Direction
The records below must be copied in full; omit the images.
····················
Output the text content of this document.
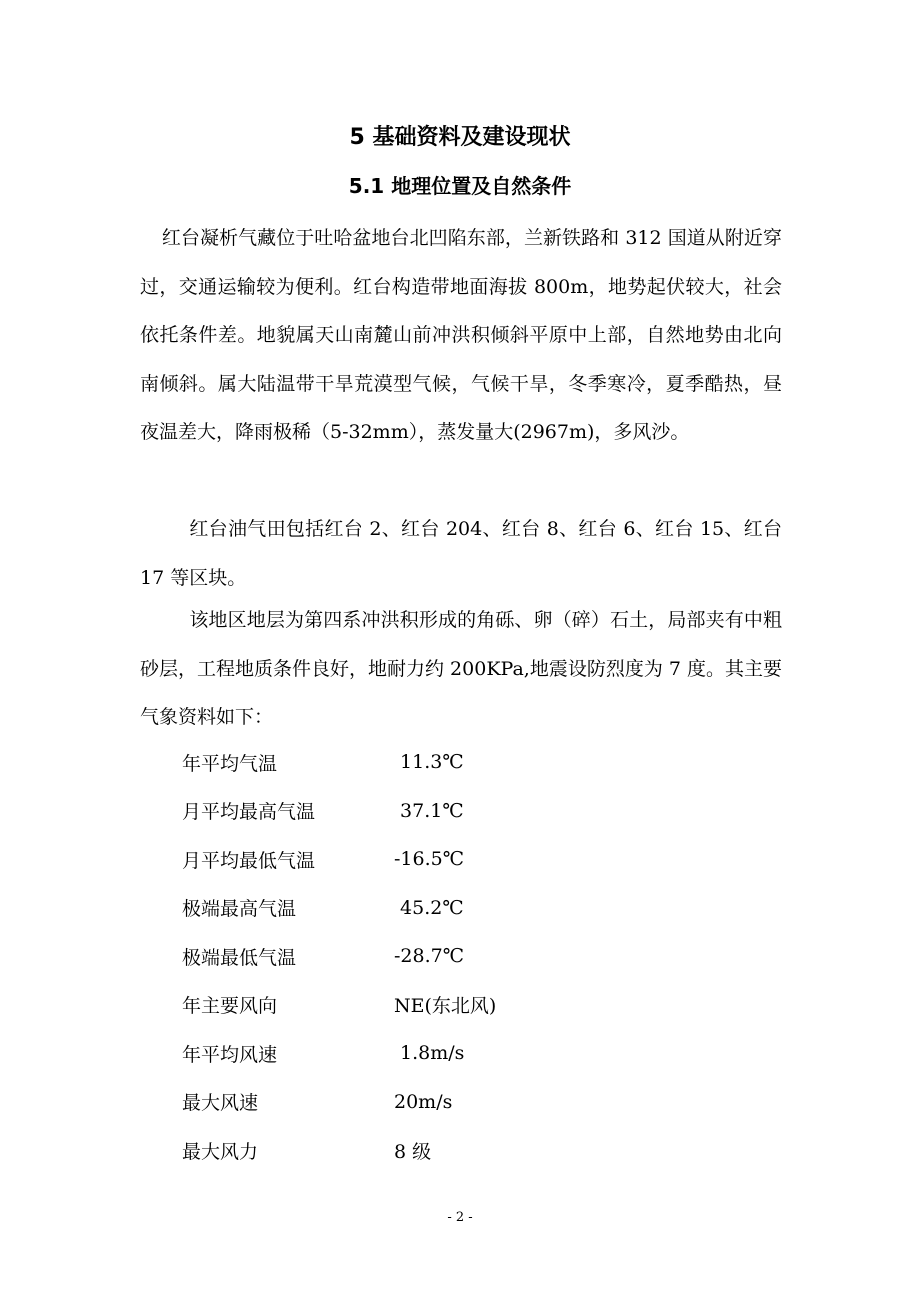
5 基础资料及建设现状
5.1 地理位置及自然条件

红台凝析气藏位于吐哈盆地台北凹陷东部，兰新铁路和 312 国道从附近穿过，交通运输较为便利。红台构造带地面海拔 800m，地势起伏较大，社会依托条件差。地貌属天山南麓山前冲洪积倾斜平原中上部，自然地势由北向南倾斜。属大陆温带干旱荒漠型气候，气候干旱，冬季寒冷，夏季酷热，昼夜温差大，降雨极稀（5-32mm），蒸发量大(2967m)，多风沙。

红台油气田包括红台 2、红台 204、红台 8、红台 6、红台 15、红台 17 等区块。

该地区地层为第四系冲洪积形成的角砾、卵（碎）石土，局部夹有中粗砂层，工程地质条件良好，地耐力约 200KPa,地震设防烈度为 7 度。其主要气象资料如下：

年平均气温	11.3℃
月平均最高气温	37.1℃
月平均最低气温	-16.5℃
极端最高气温	45.2℃
极端最低气温	-28.7℃
年主要风向	NE(东北风)
年平均风速	1.8m/s
最大风速	20m/s
最大风力	8 级
- 2 -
····················
Answer below
Output the text content of this document.
5 基础资料及建设现状
5.1 地理位置及自然条件

红台凝析气藏位于吐哈盆地台北凹陷东部，兰新铁路和 312 国道从附近穿过，交通运输较为便利。红台构造带地面海拔 800m，地势起伏较大，社会依托条件差。地貌属天山南麓山前冲洪积倾斜平原中上部，自然地势由北向南倾斜。属大陆温带干旱荒漠型气候，气候干旱，冬季寒冷，夏季酷热，昼夜温差大，降雨极稀（5-32mm），蒸发量大(2967m)，多风沙。

红台油气田包括红台 2、红台 204、红台 8、红台 6、红台 15、红台 17 等区块。

该地区地层为第四系冲洪积形成的角砾、卵（碎）石土，局部夹有中粗砂层，工程地质条件良好，地耐力约 200KPa,地震设防烈度为 7 度。其主要气象资料如下：

年平均气温	11.3℃
月平均最高气温	37.1℃
月平均最低气温	-16.5℃
极端最高气温	45.2℃
极端最低气温	-28.7℃
年主要风向	NE(东北风)
年平均风速	1.8m/s
最大风速	20m/s
最大风力	8 级
- 2 -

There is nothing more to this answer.